Provide the number of lines containing the word "goods", and nothing else.
%%
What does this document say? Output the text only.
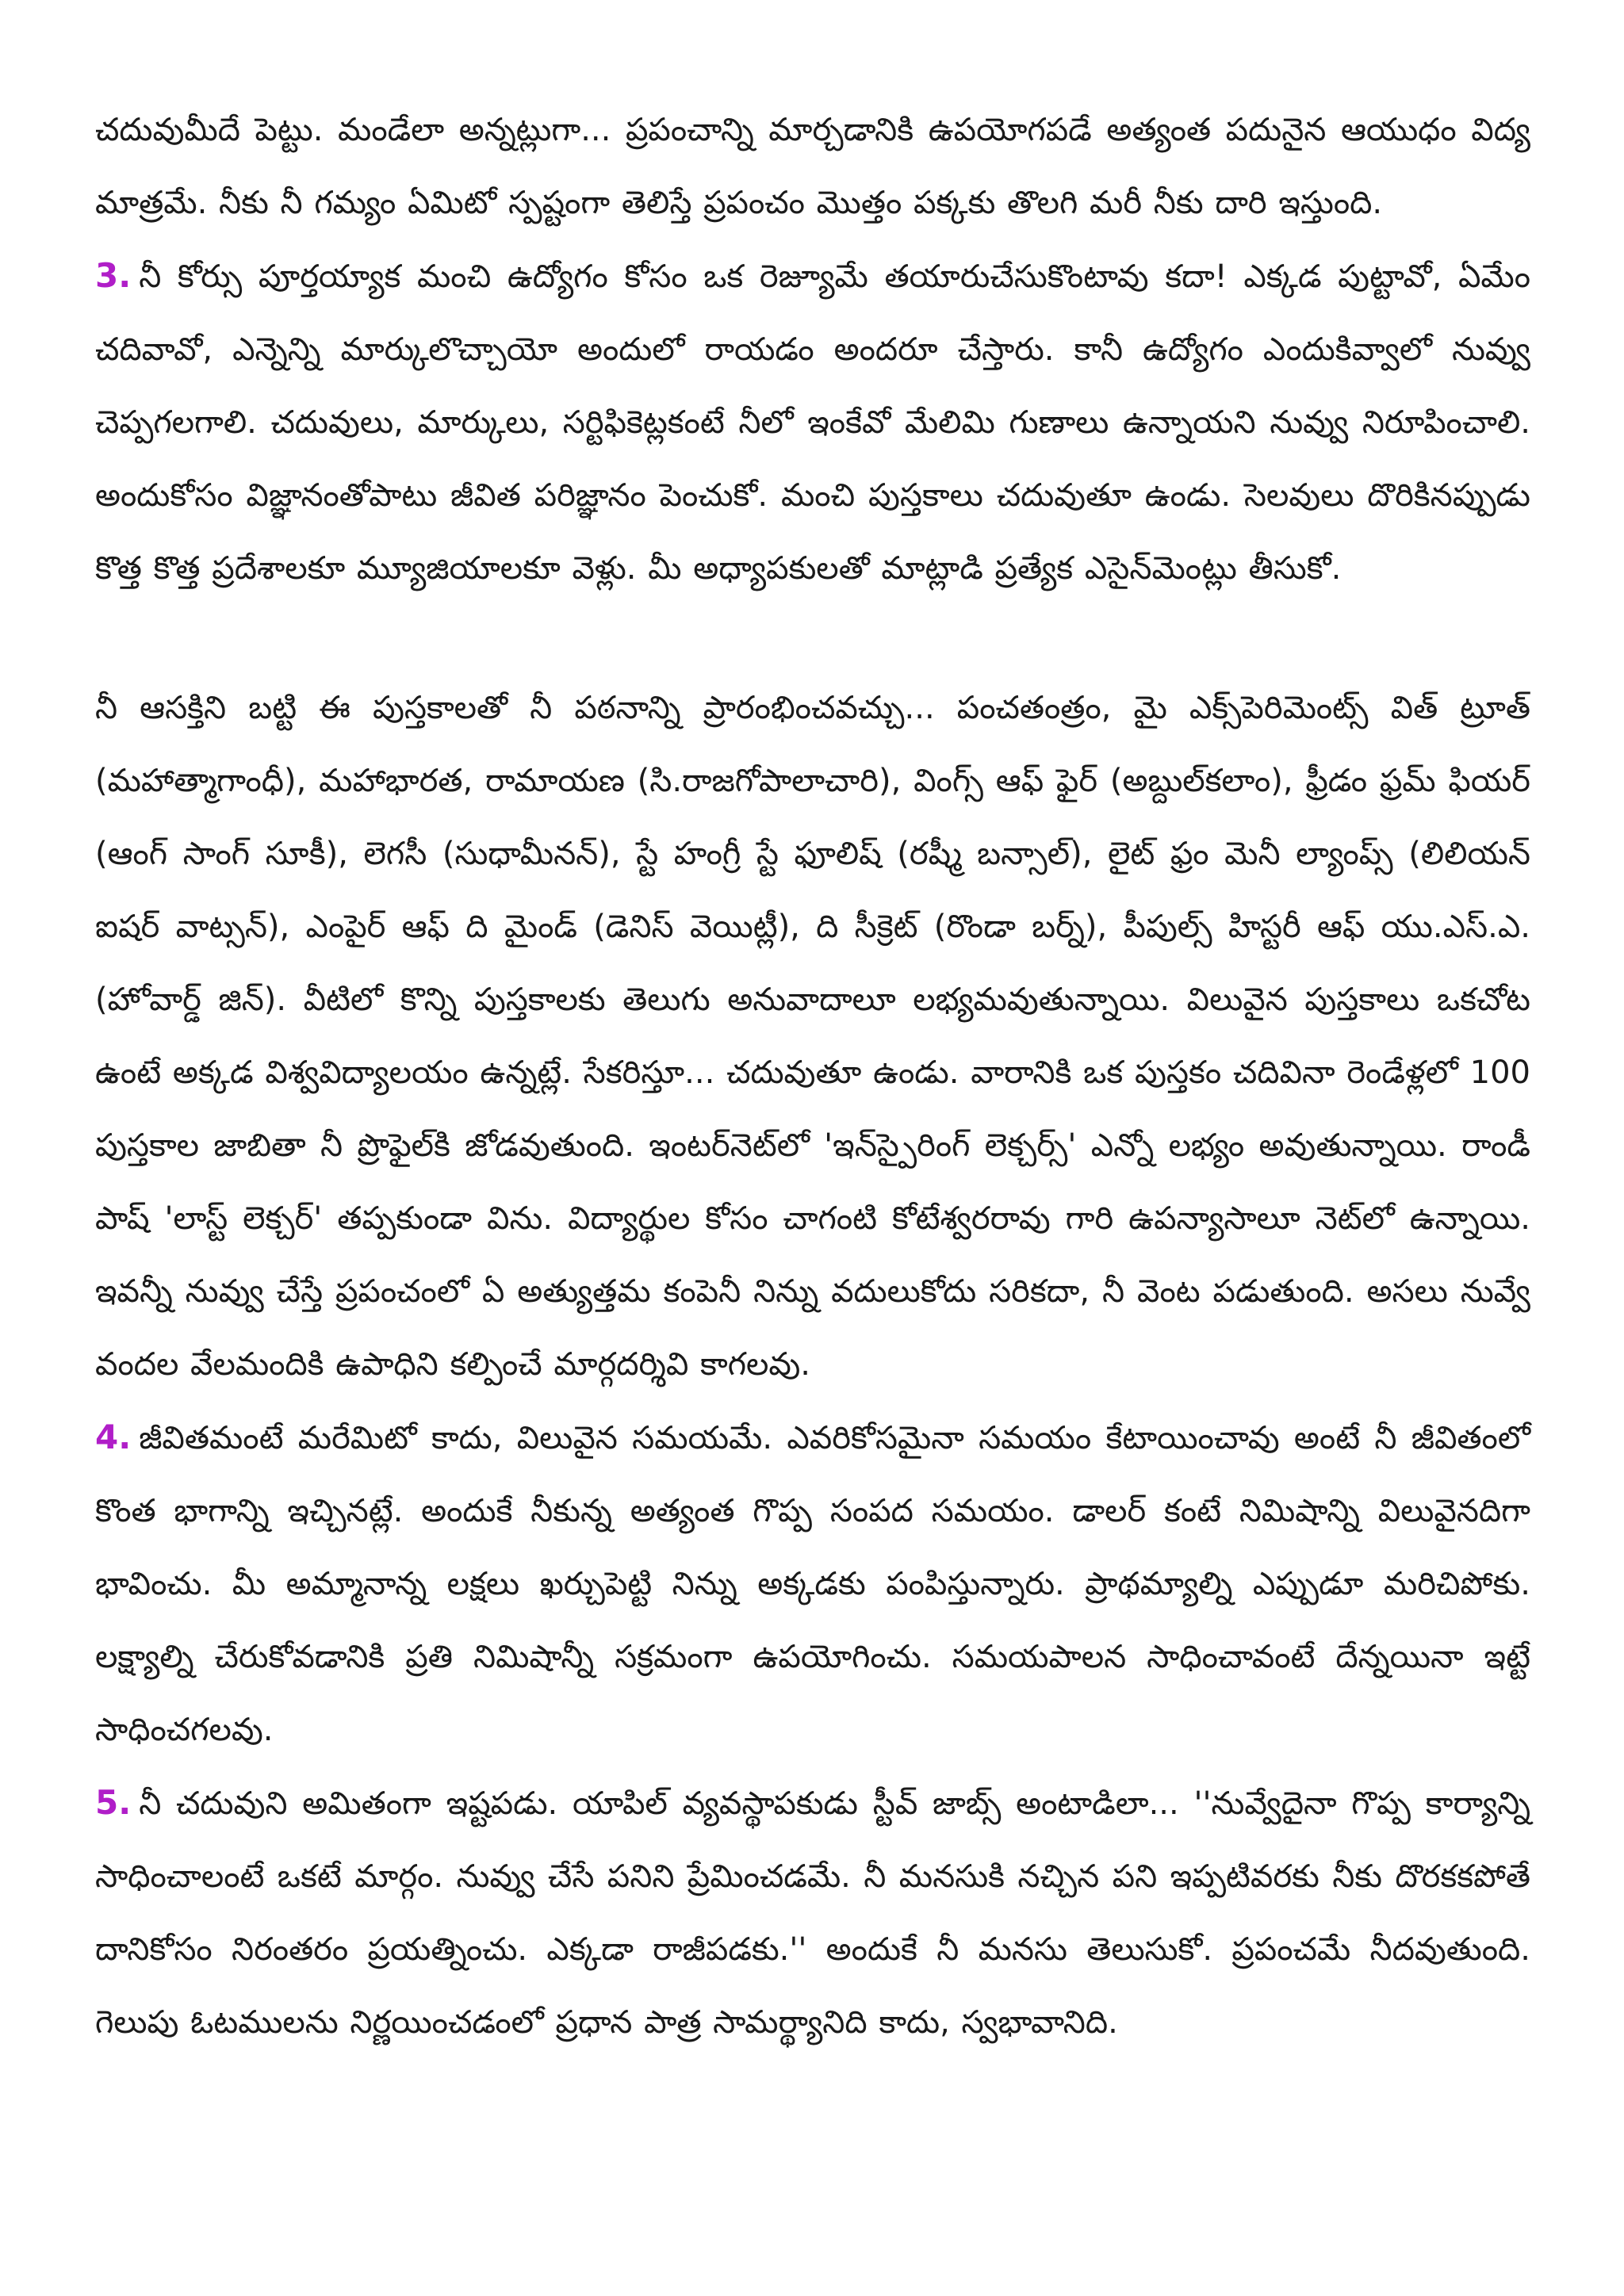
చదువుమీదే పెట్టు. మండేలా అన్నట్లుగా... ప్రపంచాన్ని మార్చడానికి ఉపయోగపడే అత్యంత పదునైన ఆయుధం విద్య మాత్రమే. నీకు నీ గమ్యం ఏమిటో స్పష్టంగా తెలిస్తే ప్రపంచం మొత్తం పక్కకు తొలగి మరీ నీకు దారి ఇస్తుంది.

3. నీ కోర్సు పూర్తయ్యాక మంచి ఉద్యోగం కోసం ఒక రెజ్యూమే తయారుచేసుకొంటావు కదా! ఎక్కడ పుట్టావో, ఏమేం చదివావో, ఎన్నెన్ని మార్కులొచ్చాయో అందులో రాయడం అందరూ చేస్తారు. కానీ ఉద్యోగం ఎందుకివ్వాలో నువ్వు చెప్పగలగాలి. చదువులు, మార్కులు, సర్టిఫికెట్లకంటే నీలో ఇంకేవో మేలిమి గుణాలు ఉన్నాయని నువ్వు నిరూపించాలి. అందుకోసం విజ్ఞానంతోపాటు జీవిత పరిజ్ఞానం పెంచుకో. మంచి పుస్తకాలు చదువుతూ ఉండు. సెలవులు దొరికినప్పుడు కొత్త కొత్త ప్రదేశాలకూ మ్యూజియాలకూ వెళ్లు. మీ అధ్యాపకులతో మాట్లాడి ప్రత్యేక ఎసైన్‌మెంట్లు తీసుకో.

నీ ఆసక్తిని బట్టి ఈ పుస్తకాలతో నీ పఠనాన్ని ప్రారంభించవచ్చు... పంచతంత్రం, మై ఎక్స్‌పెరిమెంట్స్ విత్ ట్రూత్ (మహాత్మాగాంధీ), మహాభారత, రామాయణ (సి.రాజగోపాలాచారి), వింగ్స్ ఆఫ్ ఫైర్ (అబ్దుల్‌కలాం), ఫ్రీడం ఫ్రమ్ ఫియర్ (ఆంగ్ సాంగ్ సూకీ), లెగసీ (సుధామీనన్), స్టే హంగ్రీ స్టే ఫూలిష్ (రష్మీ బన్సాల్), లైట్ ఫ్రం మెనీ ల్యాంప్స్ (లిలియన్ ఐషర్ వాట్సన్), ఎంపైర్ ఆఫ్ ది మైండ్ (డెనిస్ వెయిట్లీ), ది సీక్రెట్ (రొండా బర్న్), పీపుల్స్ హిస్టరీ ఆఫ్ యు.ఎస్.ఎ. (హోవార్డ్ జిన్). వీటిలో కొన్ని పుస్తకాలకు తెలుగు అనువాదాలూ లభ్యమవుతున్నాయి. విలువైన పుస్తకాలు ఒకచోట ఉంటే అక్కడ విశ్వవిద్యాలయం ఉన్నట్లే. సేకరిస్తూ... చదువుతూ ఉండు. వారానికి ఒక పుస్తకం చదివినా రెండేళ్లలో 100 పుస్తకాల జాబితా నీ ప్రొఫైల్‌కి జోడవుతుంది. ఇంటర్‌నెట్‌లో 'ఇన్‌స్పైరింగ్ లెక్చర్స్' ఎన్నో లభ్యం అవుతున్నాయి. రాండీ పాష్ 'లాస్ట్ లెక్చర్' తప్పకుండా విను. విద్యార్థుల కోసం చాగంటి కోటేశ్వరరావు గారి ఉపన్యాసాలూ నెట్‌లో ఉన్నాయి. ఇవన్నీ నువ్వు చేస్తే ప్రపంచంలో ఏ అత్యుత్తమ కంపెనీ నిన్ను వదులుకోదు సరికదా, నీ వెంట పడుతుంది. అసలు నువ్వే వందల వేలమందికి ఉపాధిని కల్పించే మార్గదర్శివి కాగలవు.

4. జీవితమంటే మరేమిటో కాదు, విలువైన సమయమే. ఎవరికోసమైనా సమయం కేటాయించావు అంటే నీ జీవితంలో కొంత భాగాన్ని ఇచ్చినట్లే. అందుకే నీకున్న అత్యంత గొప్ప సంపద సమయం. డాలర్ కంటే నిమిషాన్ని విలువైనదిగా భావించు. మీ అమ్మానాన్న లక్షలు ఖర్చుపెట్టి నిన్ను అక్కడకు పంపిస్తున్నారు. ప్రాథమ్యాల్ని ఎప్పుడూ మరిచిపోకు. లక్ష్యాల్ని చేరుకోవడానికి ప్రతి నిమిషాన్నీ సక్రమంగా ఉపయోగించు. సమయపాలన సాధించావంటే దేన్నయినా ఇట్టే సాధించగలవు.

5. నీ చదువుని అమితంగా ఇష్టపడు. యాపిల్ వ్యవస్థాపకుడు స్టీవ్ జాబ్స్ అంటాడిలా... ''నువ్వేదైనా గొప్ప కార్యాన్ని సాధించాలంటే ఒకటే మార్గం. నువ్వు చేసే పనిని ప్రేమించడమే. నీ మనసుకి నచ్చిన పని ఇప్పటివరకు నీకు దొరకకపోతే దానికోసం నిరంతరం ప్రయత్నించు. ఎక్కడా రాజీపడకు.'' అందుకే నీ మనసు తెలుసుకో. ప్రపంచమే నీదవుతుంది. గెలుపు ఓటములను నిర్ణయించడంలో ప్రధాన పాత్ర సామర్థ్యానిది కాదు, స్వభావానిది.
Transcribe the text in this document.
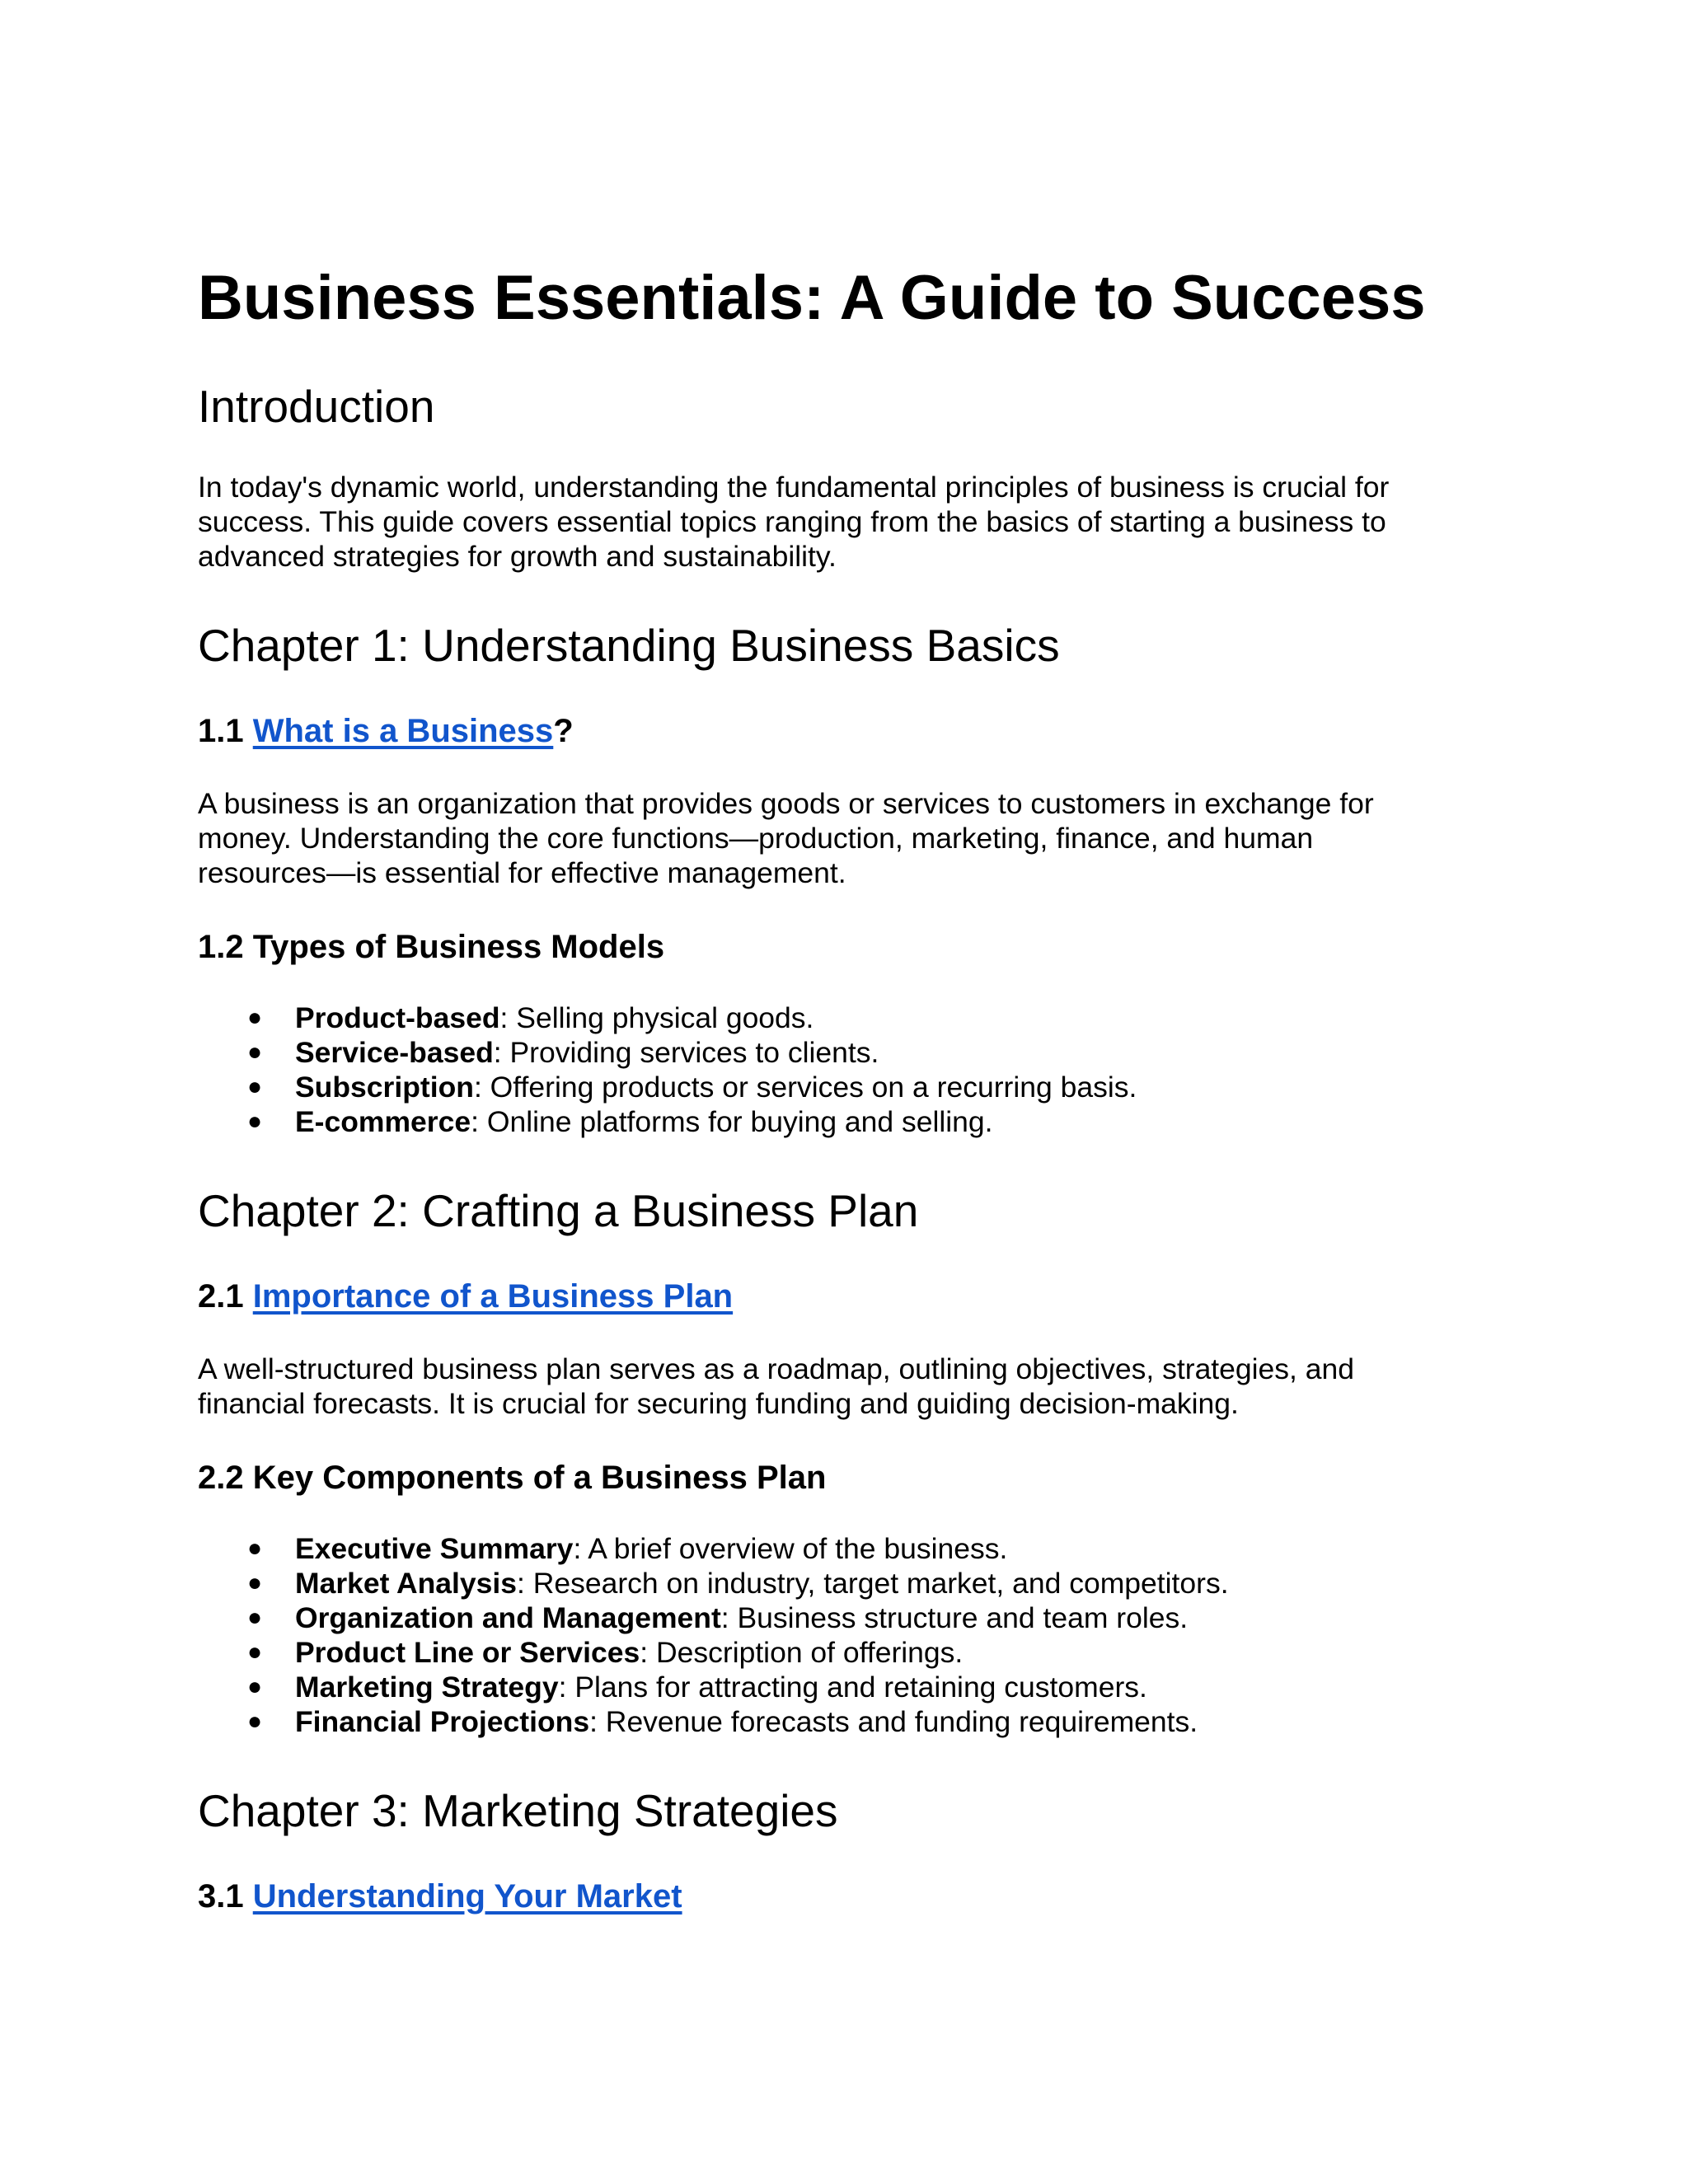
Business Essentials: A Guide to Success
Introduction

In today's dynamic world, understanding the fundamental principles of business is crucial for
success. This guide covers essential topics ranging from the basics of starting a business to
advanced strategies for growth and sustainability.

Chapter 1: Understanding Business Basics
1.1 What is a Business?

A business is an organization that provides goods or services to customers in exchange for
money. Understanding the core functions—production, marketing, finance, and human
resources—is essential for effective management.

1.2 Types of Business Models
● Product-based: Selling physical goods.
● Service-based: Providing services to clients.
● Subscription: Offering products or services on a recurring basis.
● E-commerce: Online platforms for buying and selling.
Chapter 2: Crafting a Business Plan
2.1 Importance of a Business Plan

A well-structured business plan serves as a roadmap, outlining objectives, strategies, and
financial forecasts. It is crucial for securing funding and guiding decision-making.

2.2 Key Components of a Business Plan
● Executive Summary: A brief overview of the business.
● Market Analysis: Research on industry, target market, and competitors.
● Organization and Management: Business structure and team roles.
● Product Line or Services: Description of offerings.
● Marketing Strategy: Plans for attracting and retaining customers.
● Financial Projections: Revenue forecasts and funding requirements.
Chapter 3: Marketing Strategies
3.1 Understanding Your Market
%%
Result —
2